REQUEST
Repeat the data word for word. Do not include the pictures.

ENTRIES PROVIDED
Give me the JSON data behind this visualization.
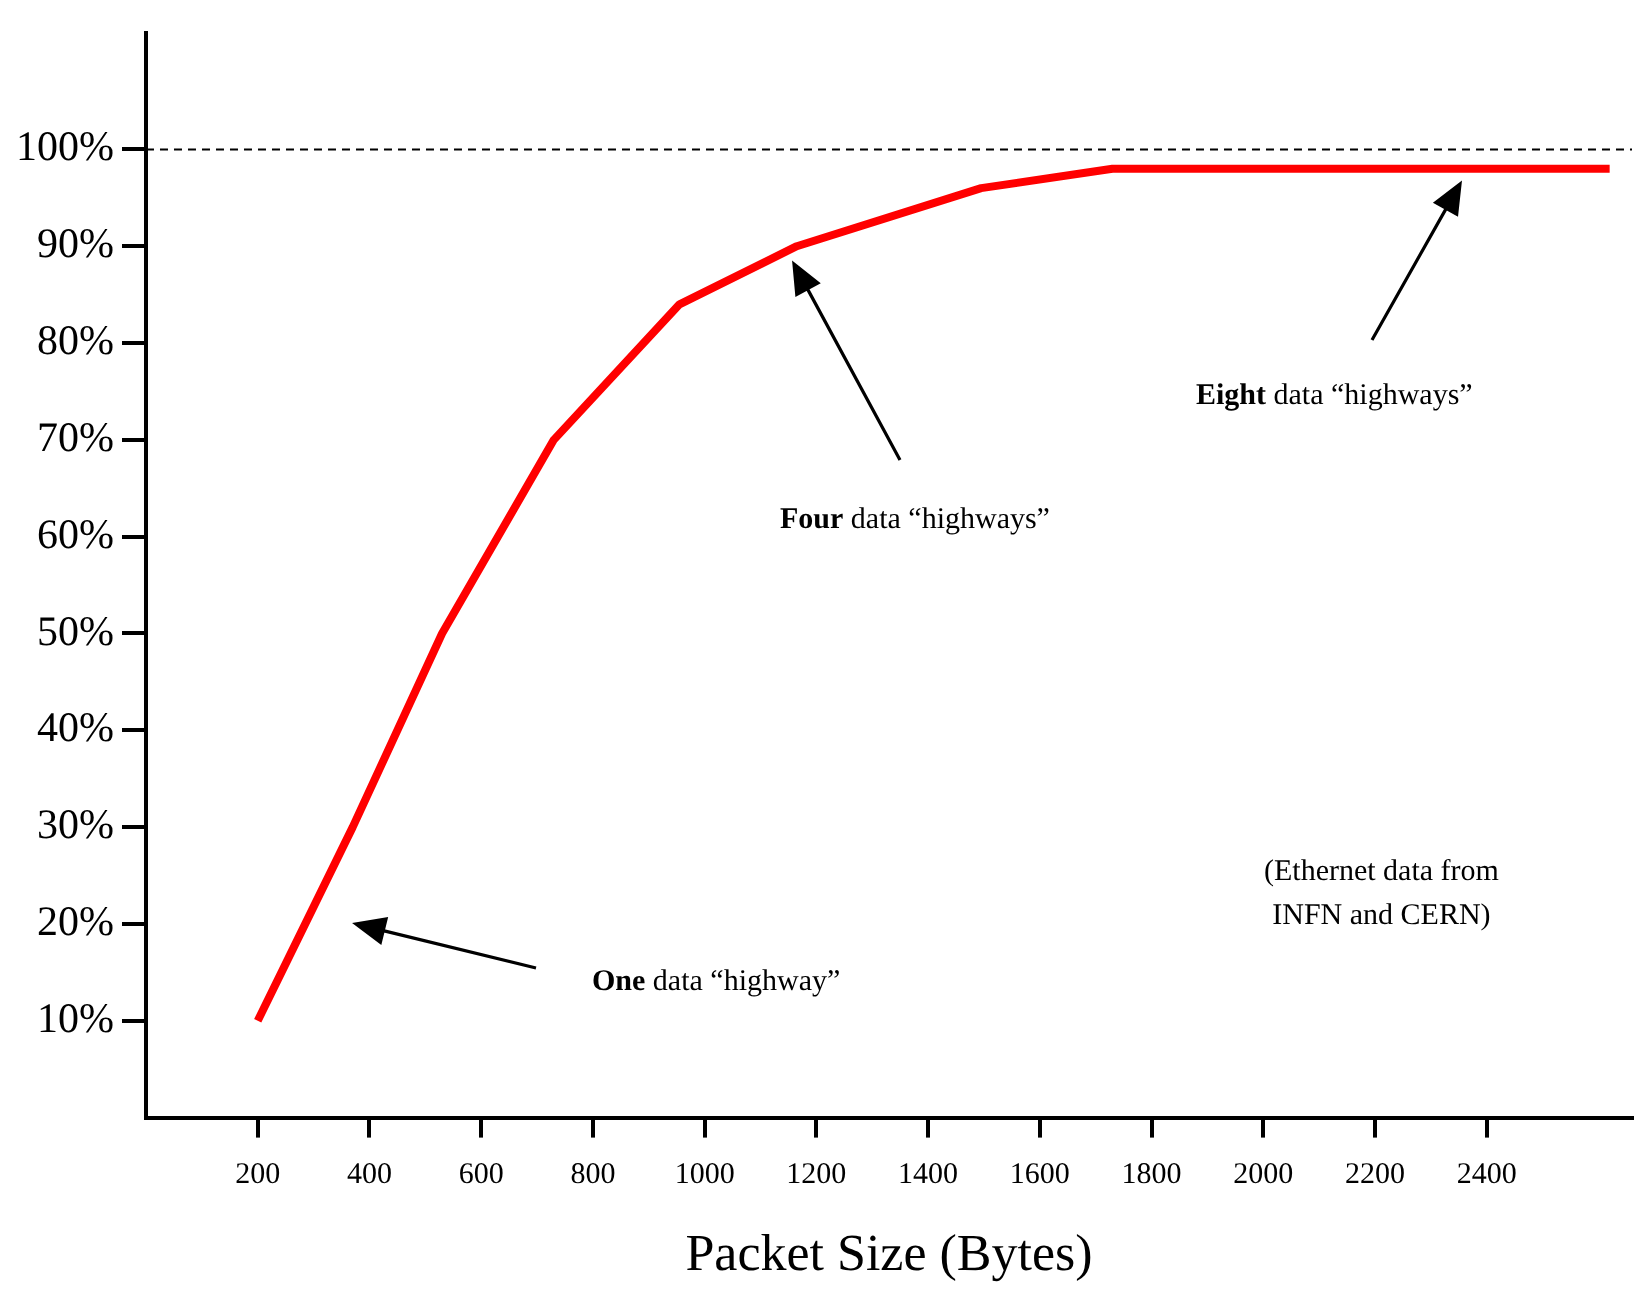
{
  "chart_data": {
    "type": "line",
    "xlabel": "Packet Size (Bytes)",
    "x": [
      200,
      370,
      530,
      730,
      955,
      1165,
      1495,
      1730,
      2620
    ],
    "series": [
      {
        "color": "#ff0000",
        "values": [
          10,
          30,
          50,
          70,
          84,
          90,
          96,
          98,
          98
        ]
      }
    ],
    "xlim": [
      0,
      2660
    ],
    "xticks": [
      200,
      400,
      600,
      800,
      1000,
      1200,
      1400,
      1600,
      1800,
      2000,
      2200,
      2400
    ],
    "ylim": [
      0,
      112
    ],
    "yticks": [
      {
        "value": 10,
        "label": "10%"
      },
      {
        "value": 20,
        "label": "20%"
      },
      {
        "value": 30,
        "label": "30%"
      },
      {
        "value": 40,
        "label": "40%"
      },
      {
        "value": 50,
        "label": "50%"
      },
      {
        "value": 60,
        "label": "60%"
      },
      {
        "value": 70,
        "label": "70%"
      },
      {
        "value": 80,
        "label": "80%"
      },
      {
        "value": 90,
        "label": "90%"
      },
      {
        "value": 100,
        "label": "100%"
      }
    ],
    "ref_lines": [
      {
        "axis": "y",
        "value": 100,
        "line_style": "dashed",
        "color": "#000000"
      }
    ],
    "annotations": [
      "One data “highway”",
      "Four data “highways”",
      "Eight data “highways”",
      "(Ethernet data from\nINFN and CERN)"
    ],
    "grid": false,
    "legend": false,
    "marker": "none",
    "line_style": "solid"
  }
}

COMPLETED EXERCISE
Give me the JSON data behind this visualization.
{
  "chart_data": {
    "type": "line",
    "xlabel": "Packet Size (Bytes)",
    "x": [
      200,
      370,
      530,
      730,
      955,
      1165,
      1495,
      1730,
      2620
    ],
    "series": [
      {
        "color": "#ff0000",
        "values": [
          10,
          30,
          50,
          70,
          84,
          90,
          96,
          98,
          98
        ]
      }
    ],
    "xlim": [
      0,
      2660
    ],
    "xticks": [
      200,
      400,
      600,
      800,
      1000,
      1200,
      1400,
      1600,
      1800,
      2000,
      2200,
      2400
    ],
    "ylim": [
      0,
      112
    ],
    "yticks": [
      {
        "value": 10,
        "label": "10%"
      },
      {
        "value": 20,
        "label": "20%"
      },
      {
        "value": 30,
        "label": "30%"
      },
      {
        "value": 40,
        "label": "40%"
      },
      {
        "value": 50,
        "label": "50%"
      },
      {
        "value": 60,
        "label": "60%"
      },
      {
        "value": 70,
        "label": "70%"
      },
      {
        "value": 80,
        "label": "80%"
      },
      {
        "value": 90,
        "label": "90%"
      },
      {
        "value": 100,
        "label": "100%"
      }
    ],
    "ref_lines": [
      {
        "axis": "y",
        "value": 100,
        "line_style": "dashed",
        "color": "#000000"
      }
    ],
    "annotations": [
      "One data “highway”",
      "Four data “highways”",
      "Eight data “highways”",
      "(Ethernet data from\nINFN and CERN)"
    ],
    "grid": false,
    "legend": false,
    "marker": "none",
    "line_style": "solid"
  }
}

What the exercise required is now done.